### Working data

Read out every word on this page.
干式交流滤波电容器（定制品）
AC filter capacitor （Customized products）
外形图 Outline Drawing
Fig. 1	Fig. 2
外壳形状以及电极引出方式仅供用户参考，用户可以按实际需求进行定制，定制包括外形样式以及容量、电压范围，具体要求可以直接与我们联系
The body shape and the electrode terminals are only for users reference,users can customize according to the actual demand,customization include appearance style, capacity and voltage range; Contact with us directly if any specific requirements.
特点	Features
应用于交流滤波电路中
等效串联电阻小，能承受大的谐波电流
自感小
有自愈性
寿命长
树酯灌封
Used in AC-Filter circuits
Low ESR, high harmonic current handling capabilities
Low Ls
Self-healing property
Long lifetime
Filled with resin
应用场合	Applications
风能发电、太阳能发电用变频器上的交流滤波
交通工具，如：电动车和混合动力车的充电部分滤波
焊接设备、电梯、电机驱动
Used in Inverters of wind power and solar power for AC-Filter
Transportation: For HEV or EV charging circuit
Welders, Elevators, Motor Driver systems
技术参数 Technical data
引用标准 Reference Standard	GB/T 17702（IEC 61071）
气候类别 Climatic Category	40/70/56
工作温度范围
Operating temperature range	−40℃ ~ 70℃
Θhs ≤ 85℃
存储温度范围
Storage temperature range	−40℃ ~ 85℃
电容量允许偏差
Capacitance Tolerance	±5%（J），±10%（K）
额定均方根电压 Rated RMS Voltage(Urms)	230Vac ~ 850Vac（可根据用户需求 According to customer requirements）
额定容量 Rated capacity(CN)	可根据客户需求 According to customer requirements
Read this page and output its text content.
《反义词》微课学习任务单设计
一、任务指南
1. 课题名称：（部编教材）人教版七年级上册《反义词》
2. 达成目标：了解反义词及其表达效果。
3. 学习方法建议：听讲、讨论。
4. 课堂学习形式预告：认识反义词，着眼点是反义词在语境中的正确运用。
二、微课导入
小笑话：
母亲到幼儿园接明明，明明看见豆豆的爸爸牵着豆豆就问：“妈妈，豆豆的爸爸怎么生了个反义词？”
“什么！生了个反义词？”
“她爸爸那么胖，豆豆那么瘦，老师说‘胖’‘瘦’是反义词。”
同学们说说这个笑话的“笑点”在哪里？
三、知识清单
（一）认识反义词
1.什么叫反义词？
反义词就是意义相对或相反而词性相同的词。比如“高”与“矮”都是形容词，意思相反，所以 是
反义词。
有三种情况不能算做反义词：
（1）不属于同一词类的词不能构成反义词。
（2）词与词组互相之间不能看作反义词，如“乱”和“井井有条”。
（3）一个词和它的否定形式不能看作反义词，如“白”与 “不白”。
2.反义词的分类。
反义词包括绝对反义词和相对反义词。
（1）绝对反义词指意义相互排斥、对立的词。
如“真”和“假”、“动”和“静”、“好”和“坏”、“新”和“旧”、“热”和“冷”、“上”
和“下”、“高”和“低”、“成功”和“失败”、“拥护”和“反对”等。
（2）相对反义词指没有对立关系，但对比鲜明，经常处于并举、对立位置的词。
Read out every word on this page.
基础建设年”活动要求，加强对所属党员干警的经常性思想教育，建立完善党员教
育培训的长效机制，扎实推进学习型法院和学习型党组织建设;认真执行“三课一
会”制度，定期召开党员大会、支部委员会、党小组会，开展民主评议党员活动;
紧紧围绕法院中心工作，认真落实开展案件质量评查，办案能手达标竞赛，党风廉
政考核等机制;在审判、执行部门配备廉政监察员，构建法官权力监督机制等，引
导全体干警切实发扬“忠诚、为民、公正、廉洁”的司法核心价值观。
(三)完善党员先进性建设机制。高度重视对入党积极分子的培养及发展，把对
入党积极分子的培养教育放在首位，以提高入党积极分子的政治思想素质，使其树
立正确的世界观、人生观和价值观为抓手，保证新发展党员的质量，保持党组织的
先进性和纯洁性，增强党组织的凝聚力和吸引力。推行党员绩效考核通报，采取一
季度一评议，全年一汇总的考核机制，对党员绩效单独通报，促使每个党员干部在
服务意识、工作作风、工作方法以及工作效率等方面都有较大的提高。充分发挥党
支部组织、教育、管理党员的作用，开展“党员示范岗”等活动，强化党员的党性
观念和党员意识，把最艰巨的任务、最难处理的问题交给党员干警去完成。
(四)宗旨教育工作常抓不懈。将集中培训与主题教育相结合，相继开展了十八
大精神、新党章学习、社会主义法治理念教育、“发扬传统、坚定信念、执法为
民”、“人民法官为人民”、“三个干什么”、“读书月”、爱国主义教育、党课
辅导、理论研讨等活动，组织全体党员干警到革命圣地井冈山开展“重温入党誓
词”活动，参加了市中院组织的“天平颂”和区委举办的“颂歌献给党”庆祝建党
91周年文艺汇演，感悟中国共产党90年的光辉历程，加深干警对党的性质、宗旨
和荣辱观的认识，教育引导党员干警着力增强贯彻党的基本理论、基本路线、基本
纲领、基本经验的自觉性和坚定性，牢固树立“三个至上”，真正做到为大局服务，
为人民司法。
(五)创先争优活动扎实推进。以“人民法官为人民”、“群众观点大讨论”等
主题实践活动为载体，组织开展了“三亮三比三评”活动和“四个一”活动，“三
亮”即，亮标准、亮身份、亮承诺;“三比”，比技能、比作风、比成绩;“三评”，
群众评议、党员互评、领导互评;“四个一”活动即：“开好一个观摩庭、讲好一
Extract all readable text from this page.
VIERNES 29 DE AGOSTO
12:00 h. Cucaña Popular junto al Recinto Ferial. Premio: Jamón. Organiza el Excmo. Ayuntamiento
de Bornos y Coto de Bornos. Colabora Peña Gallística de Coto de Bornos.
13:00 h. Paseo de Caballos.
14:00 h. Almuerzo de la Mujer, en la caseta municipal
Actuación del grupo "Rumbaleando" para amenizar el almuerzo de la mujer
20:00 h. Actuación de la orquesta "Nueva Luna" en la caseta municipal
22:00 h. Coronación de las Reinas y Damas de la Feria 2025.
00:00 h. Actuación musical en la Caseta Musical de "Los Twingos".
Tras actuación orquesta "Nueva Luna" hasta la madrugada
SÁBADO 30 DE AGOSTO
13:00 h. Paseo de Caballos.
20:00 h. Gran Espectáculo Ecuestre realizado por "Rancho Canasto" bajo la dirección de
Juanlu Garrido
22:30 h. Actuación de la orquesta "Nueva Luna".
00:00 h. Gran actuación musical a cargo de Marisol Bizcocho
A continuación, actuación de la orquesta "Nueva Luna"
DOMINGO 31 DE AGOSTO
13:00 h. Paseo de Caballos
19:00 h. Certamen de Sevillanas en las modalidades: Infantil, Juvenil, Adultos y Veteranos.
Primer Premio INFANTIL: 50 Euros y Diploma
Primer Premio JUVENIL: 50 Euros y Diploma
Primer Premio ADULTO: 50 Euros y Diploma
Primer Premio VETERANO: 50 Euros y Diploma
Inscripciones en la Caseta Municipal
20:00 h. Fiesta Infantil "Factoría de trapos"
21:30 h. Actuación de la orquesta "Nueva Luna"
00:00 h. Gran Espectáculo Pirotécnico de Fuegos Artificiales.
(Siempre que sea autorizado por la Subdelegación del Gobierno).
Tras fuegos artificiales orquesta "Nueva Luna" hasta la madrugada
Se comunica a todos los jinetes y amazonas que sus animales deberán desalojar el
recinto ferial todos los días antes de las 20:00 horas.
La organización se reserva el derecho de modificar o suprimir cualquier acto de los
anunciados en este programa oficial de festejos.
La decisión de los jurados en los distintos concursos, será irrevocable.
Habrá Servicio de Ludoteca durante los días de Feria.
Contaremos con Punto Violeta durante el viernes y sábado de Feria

######

• **Problem**
Quote all the records exactly, please, leaving none out.

• **Expected answer**
Read out every word on this page.
干式交流滤波电容器（定制品）
AC filter capacitor （Customized products）
外形图 Outline Drawing
Fig. 1	Fig. 2
外壳形状以及电极引出方式仅供用户参考，用户可以按实际需求进行定制，定制包括外形样式以及容量、电压范围，具体要求可以直接与我们联系
The body shape and the electrode terminals are only for users reference,users can customize according to the actual demand,customization include appearance style, capacity and voltage range; Contact with us directly if any specific requirements.
特点	Features
应用于交流滤波电路中
等效串联电阻小，能承受大的谐波电流
自感小
有自愈性
寿命长
树酯灌封
Used in AC-Filter circuits
Low ESR, high harmonic current handling capabilities
Low Ls
Self-healing property
Long lifetime
Filled with resin
应用场合	Applications
风能发电、太阳能发电用变频器上的交流滤波
交通工具，如：电动车和混合动力车的充电部分滤波
焊接设备、电梯、电机驱动
Used in Inverters of wind power and solar power for AC-Filter
Transportation: For HEV or EV charging circuit
Welders, Elevators, Motor Driver systems
技术参数 Technical data
引用标准 Reference Standard	GB/T 17702（IEC 61071）
气候类别 Climatic Category	40/70/56
工作温度范围
Operating temperature range	−40℃ ~ 70℃
Θhs ≤ 85℃
存储温度范围
Storage temperature range	−40℃ ~ 85℃
电容量允许偏差
Capacitance Tolerance	±5%（J），±10%（K）
额定均方根电压 Rated RMS Voltage(Urms)	230Vac ~ 850Vac（可根据用户需求 According to customer requirements）
额定容量 Rated capacity(CN)	可根据客户需求 According to customer requirements
Read this page and output its text content.
《反义词》微课学习任务单设计
一、任务指南
1. 课题名称：（部编教材）人教版七年级上册《反义词》
2. 达成目标：了解反义词及其表达效果。
3. 学习方法建议：听讲、讨论。
4. 课堂学习形式预告：认识反义词，着眼点是反义词在语境中的正确运用。
二、微课导入
小笑话：
母亲到幼儿园接明明，明明看见豆豆的爸爸牵着豆豆就问：“妈妈，豆豆的爸爸怎么生了个反义词？”
“什么！生了个反义词？”
“她爸爸那么胖，豆豆那么瘦，老师说‘胖’‘瘦’是反义词。”
同学们说说这个笑话的“笑点”在哪里？
三、知识清单
（一）认识反义词
1.什么叫反义词？
反义词就是意义相对或相反而词性相同的词。比如“高”与“矮”都是形容词，意思相反，所以 是
反义词。
有三种情况不能算做反义词：
（1）不属于同一词类的词不能构成反义词。
（2）词与词组互相之间不能看作反义词，如“乱”和“井井有条”。
（3）一个词和它的否定形式不能看作反义词，如“白”与 “不白”。
2.反义词的分类。
反义词包括绝对反义词和相对反义词。
（1）绝对反义词指意义相互排斥、对立的词。
如“真”和“假”、“动”和“静”、“好”和“坏”、“新”和“旧”、“热”和“冷”、“上”
和“下”、“高”和“低”、“成功”和“失败”、“拥护”和“反对”等。
（2）相对反义词指没有对立关系，但对比鲜明，经常处于并举、对立位置的词。
Read out every word on this page.
基础建设年”活动要求，加强对所属党员干警的经常性思想教育，建立完善党员教
育培训的长效机制，扎实推进学习型法院和学习型党组织建设;认真执行“三课一
会”制度，定期召开党员大会、支部委员会、党小组会，开展民主评议党员活动;
紧紧围绕法院中心工作，认真落实开展案件质量评查，办案能手达标竞赛，党风廉
政考核等机制;在审判、执行部门配备廉政监察员，构建法官权力监督机制等，引
导全体干警切实发扬“忠诚、为民、公正、廉洁”的司法核心价值观。
(三)完善党员先进性建设机制。高度重视对入党积极分子的培养及发展，把对
入党积极分子的培养教育放在首位，以提高入党积极分子的政治思想素质，使其树
立正确的世界观、人生观和价值观为抓手，保证新发展党员的质量，保持党组织的
先进性和纯洁性，增强党组织的凝聚力和吸引力。推行党员绩效考核通报，采取一
季度一评议，全年一汇总的考核机制，对党员绩效单独通报，促使每个党员干部在
服务意识、工作作风、工作方法以及工作效率等方面都有较大的提高。充分发挥党
支部组织、教育、管理党员的作用，开展“党员示范岗”等活动，强化党员的党性
观念和党员意识，把最艰巨的任务、最难处理的问题交给党员干警去完成。
(四)宗旨教育工作常抓不懈。将集中培训与主题教育相结合，相继开展了十八
大精神、新党章学习、社会主义法治理念教育、“发扬传统、坚定信念、执法为
民”、“人民法官为人民”、“三个干什么”、“读书月”、爱国主义教育、党课
辅导、理论研讨等活动，组织全体党员干警到革命圣地井冈山开展“重温入党誓
词”活动，参加了市中院组织的“天平颂”和区委举办的“颂歌献给党”庆祝建党
91周年文艺汇演，感悟中国共产党90年的光辉历程，加深干警对党的性质、宗旨
和荣辱观的认识，教育引导党员干警着力增强贯彻党的基本理论、基本路线、基本
纲领、基本经验的自觉性和坚定性，牢固树立“三个至上”，真正做到为大局服务，
为人民司法。
(五)创先争优活动扎实推进。以“人民法官为人民”、“群众观点大讨论”等
主题实践活动为载体，组织开展了“三亮三比三评”活动和“四个一”活动，“三
亮”即，亮标准、亮身份、亮承诺;“三比”，比技能、比作风、比成绩;“三评”，
群众评议、党员互评、领导互评;“四个一”活动即：“开好一个观摩庭、讲好一
Extract all readable text from this page.
VIERNES 29 DE AGOSTO
12:00 h. Cucaña Popular junto al Recinto Ferial. Premio: Jamón. Organiza el Excmo. Ayuntamiento
de Bornos y Coto de Bornos. Colabora Peña Gallística de Coto de Bornos.
13:00 h. Paseo de Caballos.
14:00 h. Almuerzo de la Mujer, en la caseta municipal
Actuación del grupo "Rumbaleando" para amenizar el almuerzo de la mujer
20:00 h. Actuación de la orquesta "Nueva Luna" en la caseta municipal
22:00 h. Coronación de las Reinas y Damas de la Feria 2025.
00:00 h. Actuación musical en la Caseta Musical de "Los Twingos".
Tras actuación orquesta "Nueva Luna" hasta la madrugada
SÁBADO 30 DE AGOSTO
13:00 h. Paseo de Caballos.
20:00 h. Gran Espectáculo Ecuestre realizado por "Rancho Canasto" bajo la dirección de
Juanlu Garrido
22:30 h. Actuación de la orquesta "Nueva Luna".
00:00 h. Gran actuación musical a cargo de Marisol Bizcocho
A continuación, actuación de la orquesta "Nueva Luna"
DOMINGO 31 DE AGOSTO
13:00 h. Paseo de Caballos
19:00 h. Certamen de Sevillanas en las modalidades: Infantil, Juvenil, Adultos y Veteranos.
Primer Premio INFANTIL: 50 Euros y Diploma
Primer Premio JUVENIL: 50 Euros y Diploma
Primer Premio ADULTO: 50 Euros y Diploma
Primer Premio VETERANO: 50 Euros y Diploma
Inscripciones en la Caseta Municipal
20:00 h. Fiesta Infantil "Factoría de trapos"
21:30 h. Actuación de la orquesta "Nueva Luna"
00:00 h. Gran Espectáculo Pirotécnico de Fuegos Artificiales.
(Siempre que sea autorizado por la Subdelegación del Gobierno).
Tras fuegos artificiales orquesta "Nueva Luna" hasta la madrugada
Se comunica a todos los jinetes y amazonas que sus animales deberán desalojar el
recinto ferial todos los días antes de las 20:00 horas.
La organización se reserva el derecho de modificar o suprimir cualquier acto de los
anunciados en este programa oficial de festejos.
La decisión de los jurados en los distintos concursos, será irrevocable.
Habrá Servicio de Ludoteca durante los días de Feria.
Contaremos con Punto Violeta durante el viernes y sábado de Feria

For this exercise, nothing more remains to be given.